▶ Problem description
Make an exact copy of the records, with the images left out.

-- BEGIN Data provided --

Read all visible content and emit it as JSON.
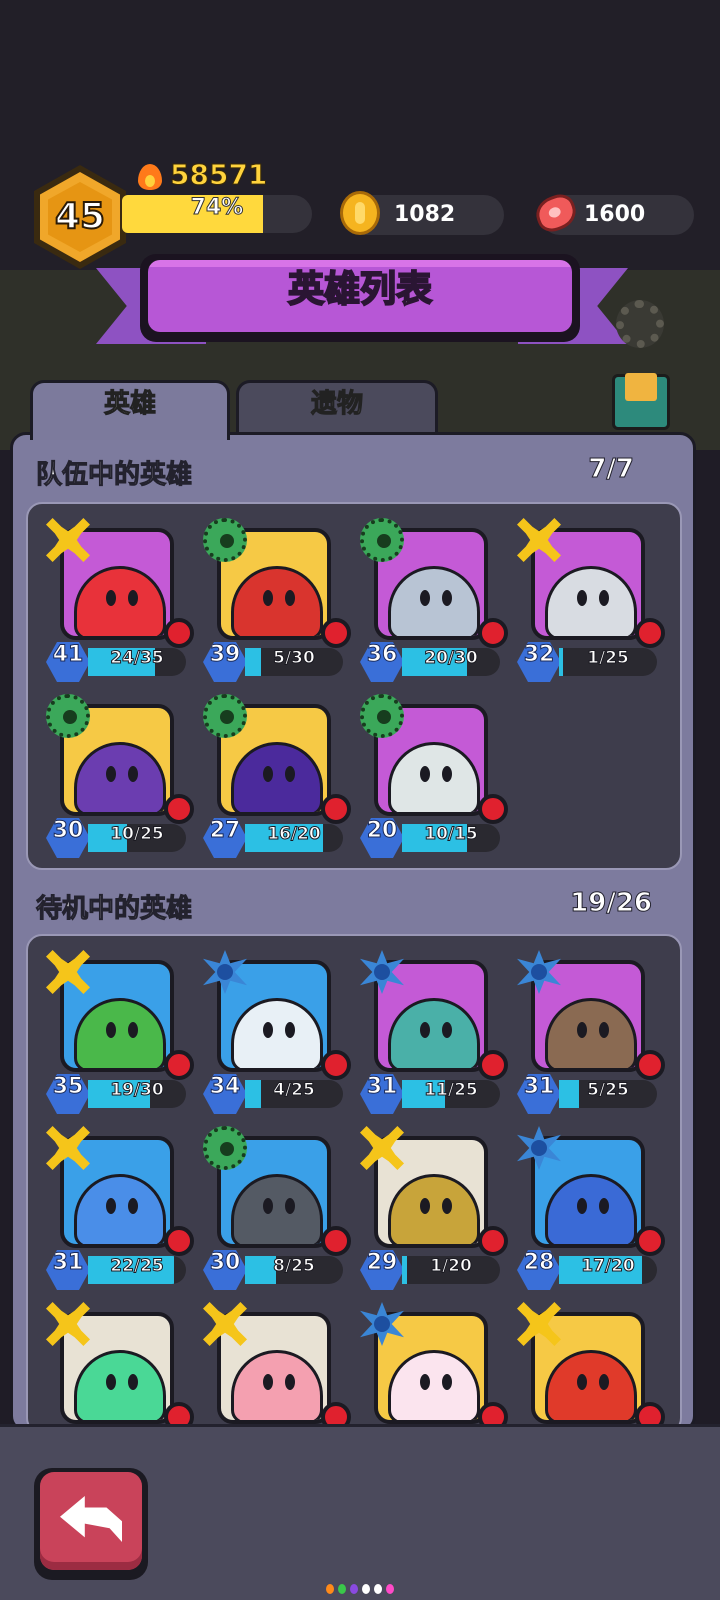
{
  "header": {
    "level": "45",
    "power": "58571",
    "xp_percent_label": "74%",
    "xp_fraction": 0.74,
    "gold": "1082",
    "meat": "1600"
  },
  "banner": {
    "title": "英雄列表"
  },
  "tabs": [
    {
      "label": "英雄",
      "active": true
    },
    {
      "label": "遗物",
      "active": false
    }
  ],
  "team": {
    "title": "队伍中的英雄",
    "count": "7/7",
    "heroes": [
      {
        "level": "41",
        "shards": "24/35",
        "progress": 0.686,
        "badge": "bone",
        "bg": "#c45ad6",
        "body": "#e8323a"
      },
      {
        "level": "39",
        "shards": "5/30",
        "progress": 0.167,
        "badge": "skull",
        "bg": "#f6c945",
        "body": "#d9342e"
      },
      {
        "level": "36",
        "shards": "20/30",
        "progress": 0.667,
        "badge": "skull",
        "bg": "#c45ad6",
        "body": "#b8c4d4"
      },
      {
        "level": "32",
        "shards": "1/25",
        "progress": 0.04,
        "badge": "bone",
        "bg": "#c45ad6",
        "body": "#d8dce2"
      },
      {
        "level": "30",
        "shards": "10/25",
        "progress": 0.4,
        "badge": "skull",
        "bg": "#f6c945",
        "body": "#6b3db0"
      },
      {
        "level": "27",
        "shards": "16/20",
        "progress": 0.8,
        "badge": "skull",
        "bg": "#f6c945",
        "body": "#4b2a9c"
      },
      {
        "level": "20",
        "shards": "10/15",
        "progress": 0.667,
        "badge": "skull",
        "bg": "#c45ad6",
        "body": "#dfe6e6"
      }
    ]
  },
  "standby": {
    "title": "待机中的英雄",
    "count": "19/26",
    "heroes": [
      {
        "level": "35",
        "shards": "19/30",
        "progress": 0.633,
        "badge": "bone",
        "bg": "#3aa0e8",
        "body": "#4ab84a"
      },
      {
        "level": "34",
        "shards": "4/25",
        "progress": 0.16,
        "badge": "ice",
        "bg": "#3aa0e8",
        "body": "#e8f0f6"
      },
      {
        "level": "31",
        "shards": "11/25",
        "progress": 0.44,
        "badge": "ice",
        "bg": "#c45ad6",
        "body": "#4ab0a8"
      },
      {
        "level": "31",
        "shards": "5/25",
        "progress": 0.2,
        "badge": "ice",
        "bg": "#c45ad6",
        "body": "#8a6a52"
      },
      {
        "level": "31",
        "shards": "22/25",
        "progress": 0.88,
        "badge": "bone",
        "bg": "#3aa0e8",
        "body": "#4a8ee8"
      },
      {
        "level": "30",
        "shards": "8/25",
        "progress": 0.32,
        "badge": "skull",
        "bg": "#3aa0e8",
        "body": "#545a64"
      },
      {
        "level": "29",
        "shards": "1/20",
        "progress": 0.05,
        "badge": "bone",
        "bg": "#e8e2d4",
        "body": "#c8a43a"
      },
      {
        "level": "28",
        "shards": "17/20",
        "progress": 0.85,
        "badge": "ice",
        "bg": "#3aa0e8",
        "body": "#3a6ad6"
      },
      {
        "level": "",
        "shards": "",
        "progress": 0,
        "badge": "bone",
        "bg": "#e8e2d4",
        "body": "#4ad896"
      },
      {
        "level": "",
        "shards": "",
        "progress": 0,
        "badge": "bone",
        "bg": "#e8e2d4",
        "body": "#f4a0b0"
      },
      {
        "level": "",
        "shards": "",
        "progress": 0,
        "badge": "ice",
        "bg": "#f6c945",
        "body": "#fbe4ee"
      },
      {
        "level": "",
        "shards": "",
        "progress": 0,
        "badge": "bone",
        "bg": "#f6c945",
        "body": "#e03a2a"
      }
    ]
  },
  "colors": {
    "accent_purple": "#b757d6",
    "panel": "#7d7b9e",
    "shard_fill": "#2cc0e4",
    "level_blue": "#3a6fd8",
    "alert_red": "#e0212e"
  },
  "page_dots": [
    "#ff8a1a",
    "#3ac84a",
    "#8a4ae0",
    "#ffffff",
    "#ffffff",
    "#ff4ac8"
  ]
}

-- END Data provided --

▶ Task response
Read all visible content and emit it as JSON.
{
  "header": {
    "level": "45",
    "power": "58571",
    "xp_percent_label": "74%",
    "xp_fraction": 0.74,
    "gold": "1082",
    "meat": "1600"
  },
  "banner": {
    "title": "英雄列表"
  },
  "tabs": [
    {
      "label": "英雄",
      "active": true
    },
    {
      "label": "遗物",
      "active": false
    }
  ],
  "team": {
    "title": "队伍中的英雄",
    "count": "7/7",
    "heroes": [
      {
        "level": "41",
        "shards": "24/35",
        "progress": 0.686,
        "badge": "bone",
        "bg": "#c45ad6",
        "body": "#e8323a"
      },
      {
        "level": "39",
        "shards": "5/30",
        "progress": 0.167,
        "badge": "skull",
        "bg": "#f6c945",
        "body": "#d9342e"
      },
      {
        "level": "36",
        "shards": "20/30",
        "progress": 0.667,
        "badge": "skull",
        "bg": "#c45ad6",
        "body": "#b8c4d4"
      },
      {
        "level": "32",
        "shards": "1/25",
        "progress": 0.04,
        "badge": "bone",
        "bg": "#c45ad6",
        "body": "#d8dce2"
      },
      {
        "level": "30",
        "shards": "10/25",
        "progress": 0.4,
        "badge": "skull",
        "bg": "#f6c945",
        "body": "#6b3db0"
      },
      {
        "level": "27",
        "shards": "16/20",
        "progress": 0.8,
        "badge": "skull",
        "bg": "#f6c945",
        "body": "#4b2a9c"
      },
      {
        "level": "20",
        "shards": "10/15",
        "progress": 0.667,
        "badge": "skull",
        "bg": "#c45ad6",
        "body": "#dfe6e6"
      }
    ]
  },
  "standby": {
    "title": "待机中的英雄",
    "count": "19/26",
    "heroes": [
      {
        "level": "35",
        "shards": "19/30",
        "progress": 0.633,
        "badge": "bone",
        "bg": "#3aa0e8",
        "body": "#4ab84a"
      },
      {
        "level": "34",
        "shards": "4/25",
        "progress": 0.16,
        "badge": "ice",
        "bg": "#3aa0e8",
        "body": "#e8f0f6"
      },
      {
        "level": "31",
        "shards": "11/25",
        "progress": 0.44,
        "badge": "ice",
        "bg": "#c45ad6",
        "body": "#4ab0a8"
      },
      {
        "level": "31",
        "shards": "5/25",
        "progress": 0.2,
        "badge": "ice",
        "bg": "#c45ad6",
        "body": "#8a6a52"
      },
      {
        "level": "31",
        "shards": "22/25",
        "progress": 0.88,
        "badge": "bone",
        "bg": "#3aa0e8",
        "body": "#4a8ee8"
      },
      {
        "level": "30",
        "shards": "8/25",
        "progress": 0.32,
        "badge": "skull",
        "bg": "#3aa0e8",
        "body": "#545a64"
      },
      {
        "level": "29",
        "shards": "1/20",
        "progress": 0.05,
        "badge": "bone",
        "bg": "#e8e2d4",
        "body": "#c8a43a"
      },
      {
        "level": "28",
        "shards": "17/20",
        "progress": 0.85,
        "badge": "ice",
        "bg": "#3aa0e8",
        "body": "#3a6ad6"
      },
      {
        "level": "",
        "shards": "",
        "progress": 0,
        "badge": "bone",
        "bg": "#e8e2d4",
        "body": "#4ad896"
      },
      {
        "level": "",
        "shards": "",
        "progress": 0,
        "badge": "bone",
        "bg": "#e8e2d4",
        "body": "#f4a0b0"
      },
      {
        "level": "",
        "shards": "",
        "progress": 0,
        "badge": "ice",
        "bg": "#f6c945",
        "body": "#fbe4ee"
      },
      {
        "level": "",
        "shards": "",
        "progress": 0,
        "badge": "bone",
        "bg": "#f6c945",
        "body": "#e03a2a"
      }
    ]
  },
  "colors": {
    "accent_purple": "#b757d6",
    "panel": "#7d7b9e",
    "shard_fill": "#2cc0e4",
    "level_blue": "#3a6fd8",
    "alert_red": "#e0212e"
  },
  "page_dots": [
    "#ff8a1a",
    "#3ac84a",
    "#8a4ae0",
    "#ffffff",
    "#ffffff",
    "#ff4ac8"
  ]
}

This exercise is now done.